**Work to be completed:**
Give back the lines of the listing below word for word, from its first line up to and including the line with "225, 98, 239]".

**Supplied material:**
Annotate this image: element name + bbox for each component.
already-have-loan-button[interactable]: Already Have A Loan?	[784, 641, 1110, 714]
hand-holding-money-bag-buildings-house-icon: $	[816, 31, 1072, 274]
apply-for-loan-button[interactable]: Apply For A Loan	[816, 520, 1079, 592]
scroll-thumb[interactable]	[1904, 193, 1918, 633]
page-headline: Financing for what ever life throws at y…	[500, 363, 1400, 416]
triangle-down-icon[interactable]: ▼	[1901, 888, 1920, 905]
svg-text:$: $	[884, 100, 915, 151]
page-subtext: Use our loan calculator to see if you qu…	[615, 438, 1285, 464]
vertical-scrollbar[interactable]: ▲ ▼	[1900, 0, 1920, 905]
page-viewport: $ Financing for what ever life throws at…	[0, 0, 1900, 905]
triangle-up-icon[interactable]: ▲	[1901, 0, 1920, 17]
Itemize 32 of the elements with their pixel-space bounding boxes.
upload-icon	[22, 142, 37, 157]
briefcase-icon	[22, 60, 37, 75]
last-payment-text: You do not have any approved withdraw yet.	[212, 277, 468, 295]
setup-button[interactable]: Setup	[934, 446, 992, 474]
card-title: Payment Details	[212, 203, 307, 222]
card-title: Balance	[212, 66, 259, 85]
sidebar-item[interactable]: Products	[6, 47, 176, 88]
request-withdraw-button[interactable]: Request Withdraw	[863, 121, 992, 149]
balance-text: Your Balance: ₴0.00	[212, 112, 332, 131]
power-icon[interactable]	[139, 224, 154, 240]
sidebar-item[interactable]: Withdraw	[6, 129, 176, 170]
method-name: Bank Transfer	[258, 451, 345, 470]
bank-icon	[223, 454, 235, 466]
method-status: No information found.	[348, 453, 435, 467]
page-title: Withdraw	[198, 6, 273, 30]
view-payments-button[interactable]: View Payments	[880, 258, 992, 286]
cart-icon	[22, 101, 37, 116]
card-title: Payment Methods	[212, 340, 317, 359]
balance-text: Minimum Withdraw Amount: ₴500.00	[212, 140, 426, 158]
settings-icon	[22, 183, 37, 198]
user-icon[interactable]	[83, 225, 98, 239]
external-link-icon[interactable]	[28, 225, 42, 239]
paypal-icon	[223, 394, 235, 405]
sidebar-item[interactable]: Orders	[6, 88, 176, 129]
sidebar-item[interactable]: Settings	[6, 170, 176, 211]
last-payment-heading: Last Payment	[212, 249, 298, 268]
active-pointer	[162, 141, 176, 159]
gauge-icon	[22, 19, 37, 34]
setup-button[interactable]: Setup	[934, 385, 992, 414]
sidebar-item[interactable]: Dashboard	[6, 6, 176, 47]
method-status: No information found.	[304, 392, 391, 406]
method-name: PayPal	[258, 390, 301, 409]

**Written answer:**
Annotate this image: element name + bbox for each component.
already-have-loan-button[interactable]: Already Have A Loan?	[784, 641, 1110, 714]
hand-holding-money-bag-buildings-house-icon: $	[816, 31, 1072, 274]
apply-for-loan-button[interactable]: Apply For A Loan	[816, 520, 1079, 592]
scroll-thumb[interactable]	[1904, 193, 1918, 633]
page-headline: Financing for what ever life throws at y…	[500, 363, 1400, 416]
triangle-down-icon[interactable]: ▼	[1901, 888, 1920, 905]
svg-text:$: $	[884, 100, 915, 151]
page-subtext: Use our loan calculator to see if you qu…	[615, 438, 1285, 464]
vertical-scrollbar[interactable]: ▲ ▼	[1900, 0, 1920, 905]
page-viewport: $ Financing for what ever life throws at…	[0, 0, 1900, 905]
triangle-up-icon[interactable]: ▲	[1901, 0, 1920, 17]
Itemize 32 of the elements with their pixel-space bounding boxes.
upload-icon	[22, 142, 37, 157]
briefcase-icon	[22, 60, 37, 75]
last-payment-text: You do not have any approved withdraw yet.	[212, 277, 468, 295]
setup-button[interactable]: Setup	[934, 446, 992, 474]
card-title: Payment Details	[212, 203, 307, 222]
card-title: Balance	[212, 66, 259, 85]
sidebar-item[interactable]: Products	[6, 47, 176, 88]
request-withdraw-button[interactable]: Request Withdraw	[863, 121, 992, 149]
balance-text: Your Balance: ₴0.00	[212, 112, 332, 131]
power-icon[interactable]	[139, 224, 154, 240]
sidebar-item[interactable]: Withdraw	[6, 129, 176, 170]
method-name: Bank Transfer	[258, 451, 345, 470]
bank-icon	[223, 454, 235, 466]
method-status: No information found.	[348, 453, 435, 467]
page-title: Withdraw	[198, 6, 273, 30]
view-payments-button[interactable]: View Payments	[880, 258, 992, 286]
cart-icon	[22, 101, 37, 116]
card-title: Payment Methods	[212, 340, 317, 359]
balance-text: Minimum Withdraw Amount: ₴500.00	[212, 140, 426, 158]
settings-icon	[22, 183, 37, 198]
user-icon[interactable]	[83, 225, 98, 239]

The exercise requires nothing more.